Entries from a visual dataset:
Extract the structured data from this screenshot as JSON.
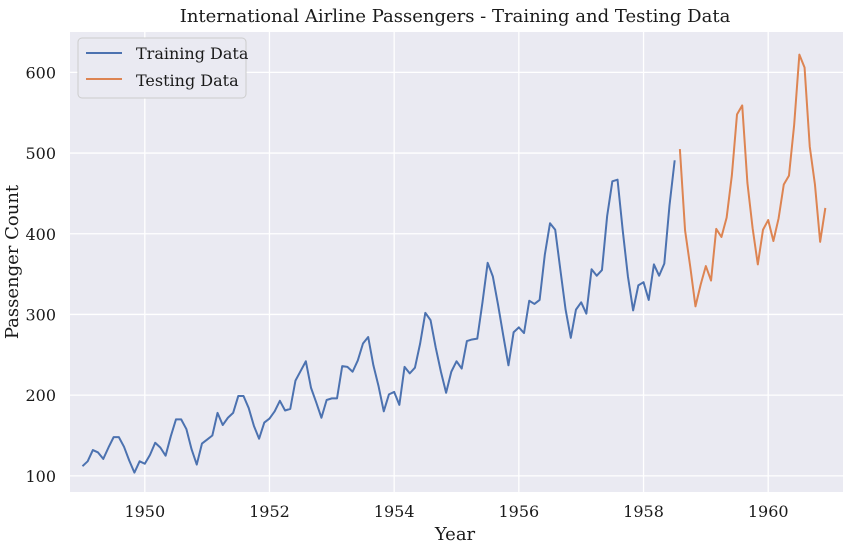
{
  "chart_data": {
    "type": "line",
    "title": "International Airline Passengers - Training and Testing Data",
    "xlabel": "Year",
    "ylabel": "Passenger Count",
    "xlim": [
      1948.8,
      1961.2
    ],
    "ylim": [
      80,
      650
    ],
    "xticks": [
      1950,
      1952,
      1954,
      1956,
      1958,
      1960
    ],
    "yticks": [
      100,
      200,
      300,
      400,
      500,
      600
    ],
    "grid": true,
    "legend_position": "top-left",
    "series": [
      {
        "name": "Training Data",
        "color": "#4c72b0",
        "start": 1949.0,
        "step": 0.0833333,
        "values": [
          112,
          118,
          132,
          129,
          121,
          135,
          148,
          148,
          136,
          119,
          104,
          118,
          115,
          126,
          141,
          135,
          125,
          149,
          170,
          170,
          158,
          133,
          114,
          140,
          145,
          150,
          178,
          163,
          172,
          178,
          199,
          199,
          184,
          162,
          146,
          166,
          171,
          180,
          193,
          181,
          183,
          218,
          230,
          242,
          209,
          191,
          172,
          194,
          196,
          196,
          236,
          235,
          229,
          243,
          264,
          272,
          237,
          211,
          180,
          201,
          204,
          188,
          235,
          227,
          234,
          264,
          302,
          293,
          259,
          229,
          203,
          229,
          242,
          233,
          267,
          269,
          270,
          315,
          364,
          347,
          312,
          274,
          237,
          278,
          284,
          277,
          317,
          313,
          318,
          374,
          413,
          405,
          355,
          306,
          271,
          306,
          315,
          301,
          356,
          348,
          355,
          422,
          465,
          467,
          404,
          347,
          305,
          336,
          340,
          318,
          362,
          348,
          363,
          435,
          491
        ]
      },
      {
        "name": "Testing Data",
        "color": "#dd8452",
        "start": 1958.5833333,
        "step": 0.0833333,
        "values": [
          505,
          404,
          359,
          310,
          337,
          360,
          342,
          406,
          396,
          420,
          472,
          548,
          559,
          463,
          407,
          362,
          405,
          417,
          391,
          419,
          461,
          472,
          535,
          622,
          606,
          508,
          461,
          390,
          432
        ]
      }
    ]
  }
}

Task requirements: Your task is to copy the entries in full and exactly, without any images.

Final result:
Extract the structured data from this screenshot as JSON.
{
  "chart_data": {
    "type": "line",
    "title": "International Airline Passengers - Training and Testing Data",
    "xlabel": "Year",
    "ylabel": "Passenger Count",
    "xlim": [
      1948.8,
      1961.2
    ],
    "ylim": [
      80,
      650
    ],
    "xticks": [
      1950,
      1952,
      1954,
      1956,
      1958,
      1960
    ],
    "yticks": [
      100,
      200,
      300,
      400,
      500,
      600
    ],
    "grid": true,
    "legend_position": "top-left",
    "series": [
      {
        "name": "Training Data",
        "color": "#4c72b0",
        "start": 1949.0,
        "step": 0.0833333,
        "values": [
          112,
          118,
          132,
          129,
          121,
          135,
          148,
          148,
          136,
          119,
          104,
          118,
          115,
          126,
          141,
          135,
          125,
          149,
          170,
          170,
          158,
          133,
          114,
          140,
          145,
          150,
          178,
          163,
          172,
          178,
          199,
          199,
          184,
          162,
          146,
          166,
          171,
          180,
          193,
          181,
          183,
          218,
          230,
          242,
          209,
          191,
          172,
          194,
          196,
          196,
          236,
          235,
          229,
          243,
          264,
          272,
          237,
          211,
          180,
          201,
          204,
          188,
          235,
          227,
          234,
          264,
          302,
          293,
          259,
          229,
          203,
          229,
          242,
          233,
          267,
          269,
          270,
          315,
          364,
          347,
          312,
          274,
          237,
          278,
          284,
          277,
          317,
          313,
          318,
          374,
          413,
          405,
          355,
          306,
          271,
          306,
          315,
          301,
          356,
          348,
          355,
          422,
          465,
          467,
          404,
          347,
          305,
          336,
          340,
          318,
          362,
          348,
          363,
          435,
          491
        ]
      },
      {
        "name": "Testing Data",
        "color": "#dd8452",
        "start": 1958.5833333,
        "step": 0.0833333,
        "values": [
          505,
          404,
          359,
          310,
          337,
          360,
          342,
          406,
          396,
          420,
          472,
          548,
          559,
          463,
          407,
          362,
          405,
          417,
          391,
          419,
          461,
          472,
          535,
          622,
          606,
          508,
          461,
          390,
          432
        ]
      }
    ]
  }
}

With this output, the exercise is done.